» **WHAT YOU HAVE TO DO**: Type out all the records word for word. Any pictures are to be left out.

» **RECORDS SUPPLIED**:
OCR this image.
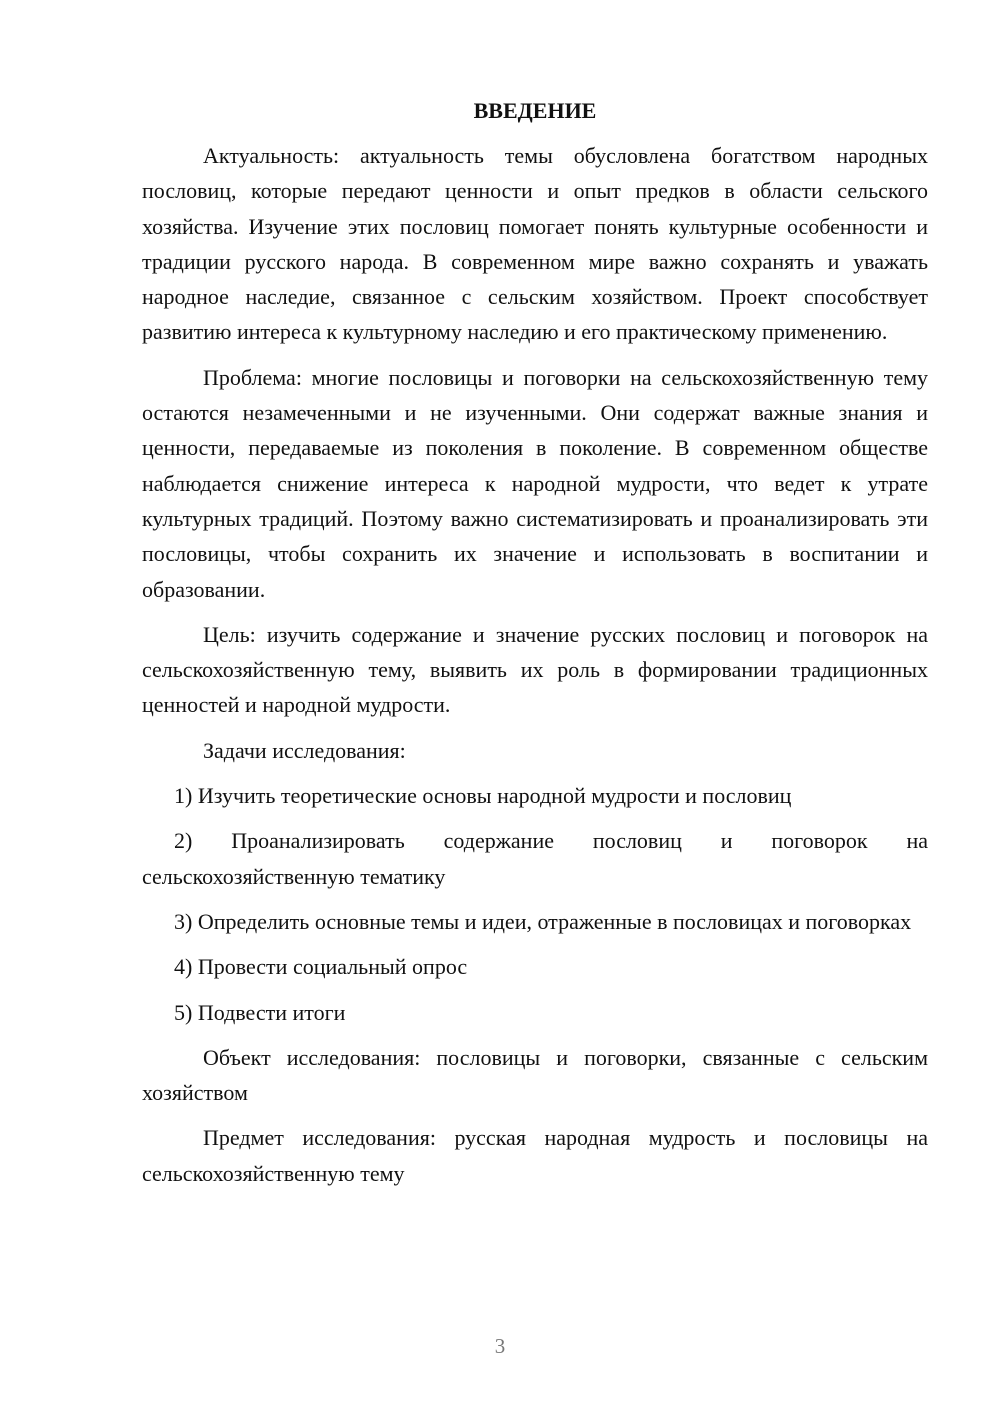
ВВЕДЕНИЕ

Актуальность: актуальность темы обусловлена богатством народных пословиц, которые передают ценности и опыт предков в области сельского хозяйства. Изучение этих пословиц помогает понять культурные особенности и традиции русского народа. В современном мире важно сохранять и уважать народное наследие, связанное с сельским хозяйством. Проект способствует развитию интереса к культурному наследию и его практическому применению.

Проблема: многие пословицы и поговорки на сельскохозяйственную тему остаются незамеченными и не изученными. Они содержат важные знания и ценности, передаваемые из поколения в поколение. В современном обществе наблюдается снижение интереса к народной мудрости, что ведет к утрате культурных традиций. Поэтому важно систематизировать и проанализировать эти пословицы, чтобы сохранить их значение и использовать в воспитании и образовании.

Цель: изучить содержание и значение русских пословиц и поговорок на сельскохозяйственную тему, выявить их роль в формировании традиционных ценностей и народной мудрости.

Задачи исследования:

1) Изучить теоретические основы народной мудрости и пословиц

2) Проанализировать содержание пословиц и поговорок на сельскохозяйственную тематику

3) Определить основные темы и идеи, отраженные в пословицах и поговорках

4) Провести социальный опрос

5) Подвести итоги

Объект исследования: пословицы и поговорки, связанные с сельским хозяйством

Предмет исследования: русская народная мудрость и пословицы на сельскохозяйственную тему

3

» **TASK OUTPUT**:
OCR this image.
ВВЕДЕНИЕ

Актуальность: актуальность темы обусловлена богатством народных пословиц, которые передают ценности и опыт предков в области сельского хозяйства. Изучение этих пословиц помогает понять культурные особенности и традиции русского народа. В современном мире важно сохранять и уважать народное наследие, связанное с сельским хозяйством. Проект способствует развитию интереса к культурному наследию и его практическому применению.

Проблема: многие пословицы и поговорки на сельскохозяйственную тему остаются незамеченными и не изученными. Они содержат важные знания и ценности, передаваемые из поколения в поколение. В современном обществе наблюдается снижение интереса к народной мудрости, что ведет к утрате культурных традиций. Поэтому важно систематизировать и проанализировать эти пословицы, чтобы сохранить их значение и использовать в воспитании и образовании.

Цель: изучить содержание и значение русских пословиц и поговорок на сельскохозяйственную тему, выявить их роль в формировании традиционных ценностей и народной мудрости.

Задачи исследования:

1) Изучить теоретические основы народной мудрости и пословиц

2) Проанализировать содержание пословиц и поговорок на сельскохозяйственную тематику

3) Определить основные темы и идеи, отраженные в пословицах и поговорках

4) Провести социальный опрос

5) Подвести итоги

Объект исследования: пословицы и поговорки, связанные с сельским хозяйством

Предмет исследования: русская народная мудрость и пословицы на сельскохозяйственную тему

3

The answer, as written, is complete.